Exercise
Copy every entry word for word. Skip the pictures.

Supplied information
★ ★ ★ ★ ★ ★ ★
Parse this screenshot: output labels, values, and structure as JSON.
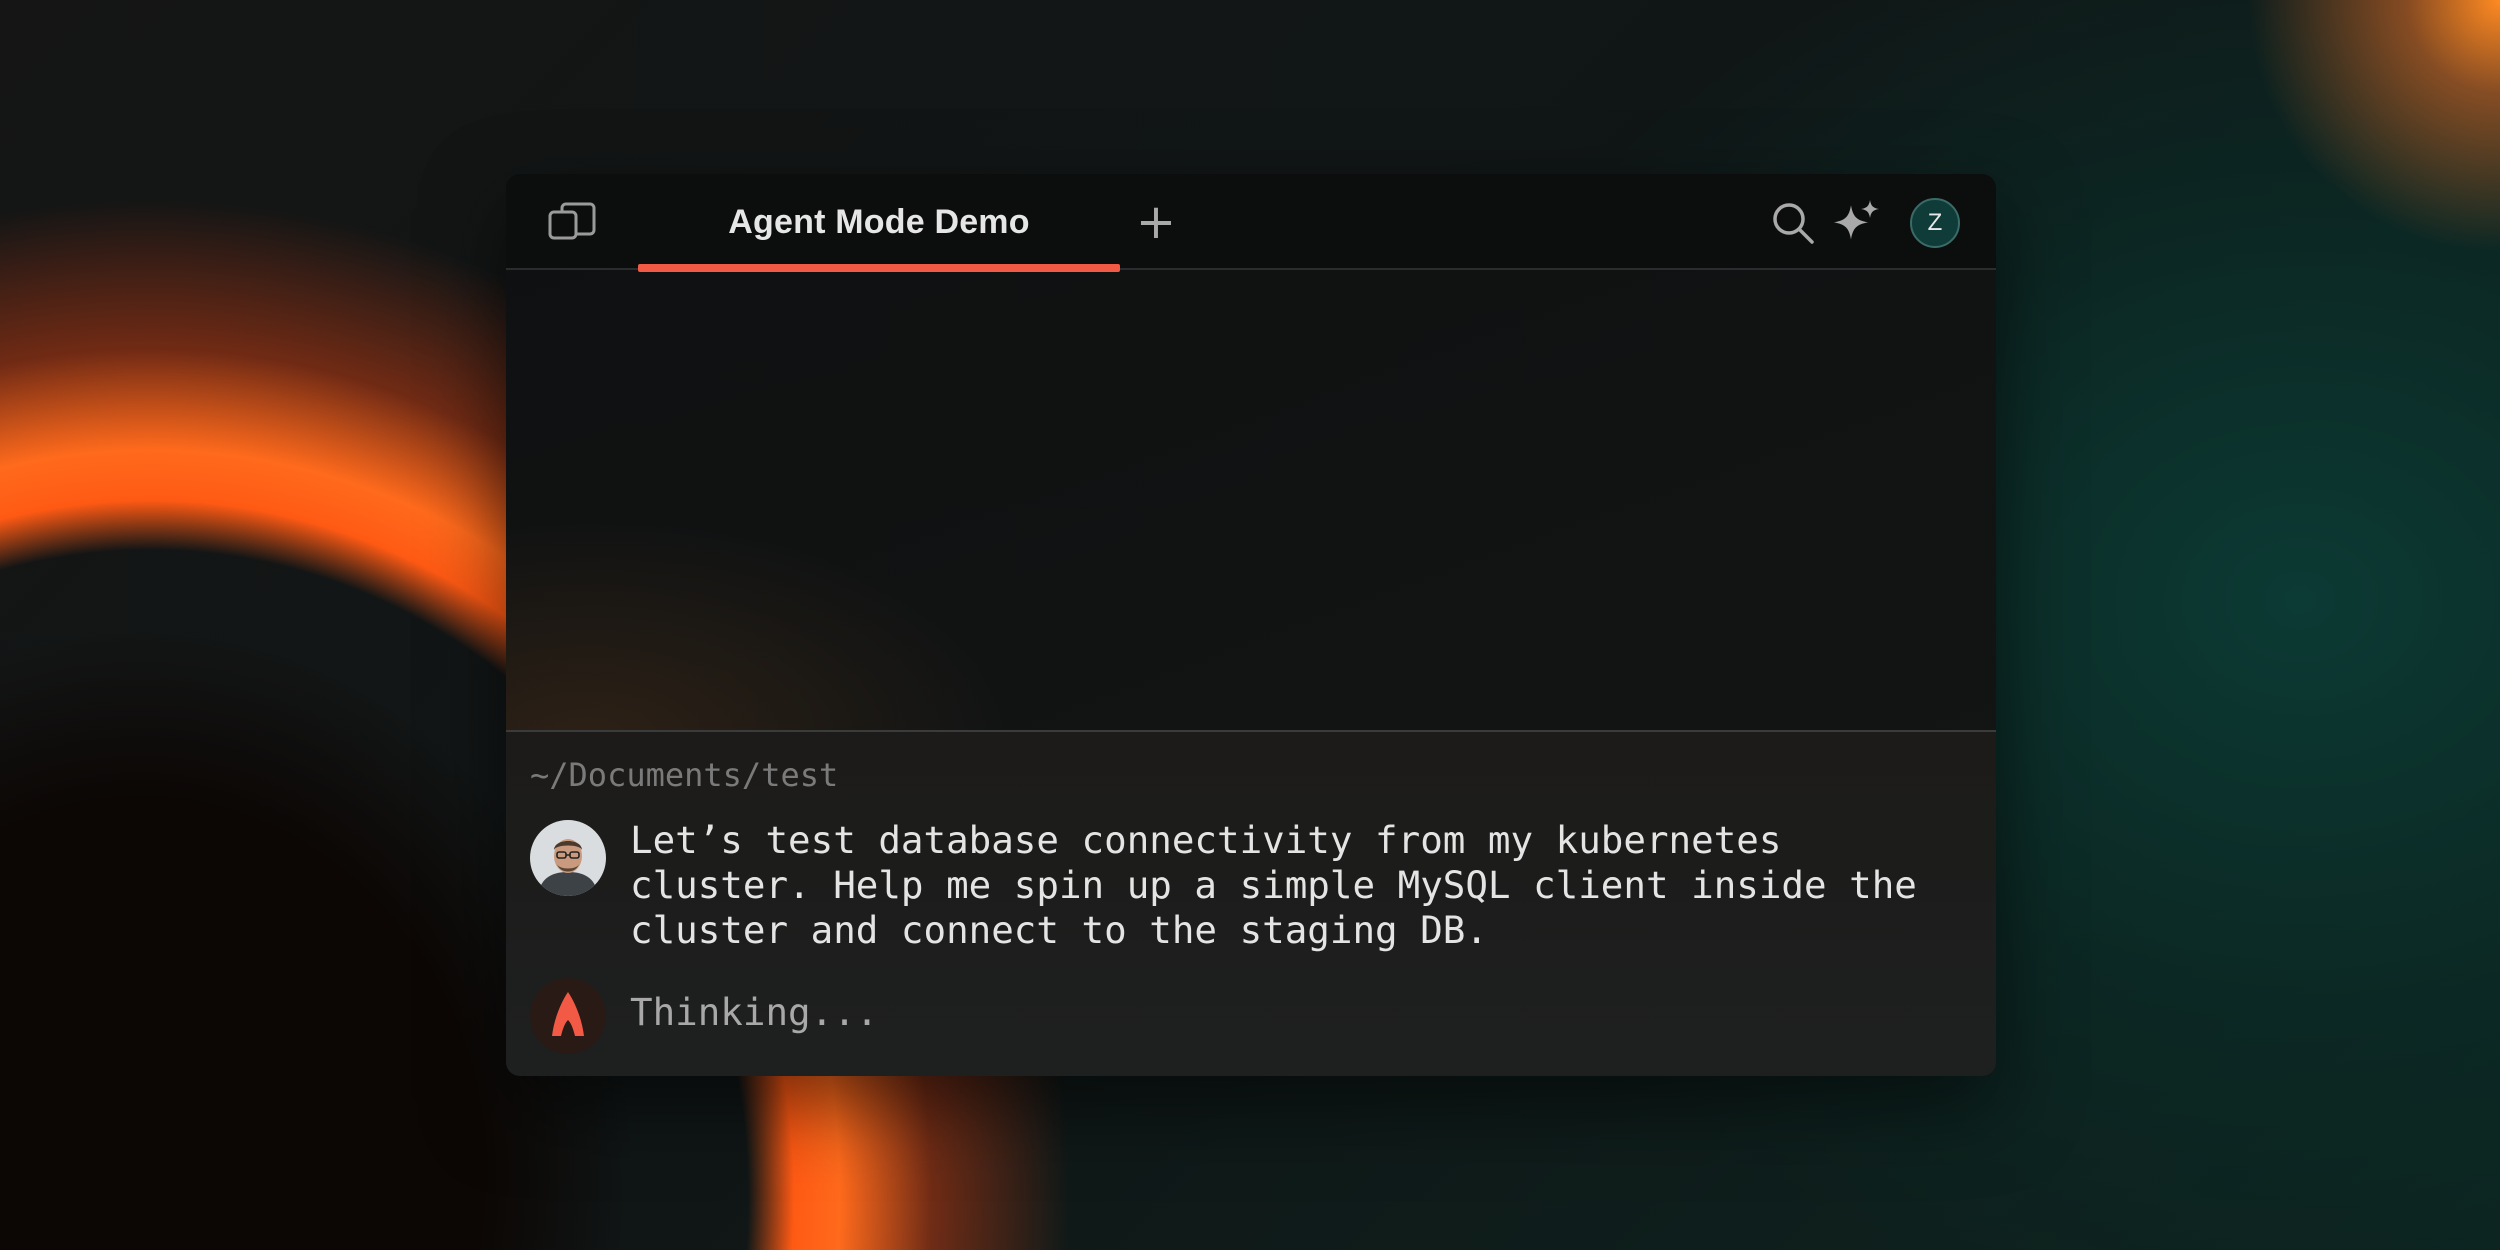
{
  "tabbar": {
    "panel_icon": "split-panel-icon",
    "active_tab": "Agent Mode Demo",
    "add_tab_label": "+",
    "search_icon": "search-icon",
    "ai_icon": "sparkle-icon",
    "account_initial": "Z"
  },
  "session": {
    "cwd": "~/Documents/test",
    "user_prompt": "Let’s test database connectivity from my kubernetes cluster. Help me spin up a simple MySQL client inside the cluster and connect to the staging DB.",
    "agent_status": "Thinking..."
  },
  "colors": {
    "accent": "#f25a45",
    "avatar_bg": "#0f3c38",
    "background_orange": "#ff5a14",
    "background_teal": "#0c3a34"
  }
}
★ ★ ★ ★ ★ ★ ★
Solution for this task
Parse this screenshot: output labels, values, and structure as JSON.
{
  "tabbar": {
    "panel_icon": "split-panel-icon",
    "active_tab": "Agent Mode Demo",
    "add_tab_label": "+",
    "search_icon": "search-icon",
    "ai_icon": "sparkle-icon",
    "account_initial": "Z"
  },
  "session": {
    "cwd": "~/Documents/test",
    "user_prompt": "Let’s test database connectivity from my kubernetes cluster. Help me spin up a simple MySQL client inside the cluster and connect to the staging DB.",
    "agent_status": "Thinking..."
  },
  "colors": {
    "accent": "#f25a45",
    "avatar_bg": "#0f3c38",
    "background_orange": "#ff5a14",
    "background_teal": "#0c3a34"
  }
}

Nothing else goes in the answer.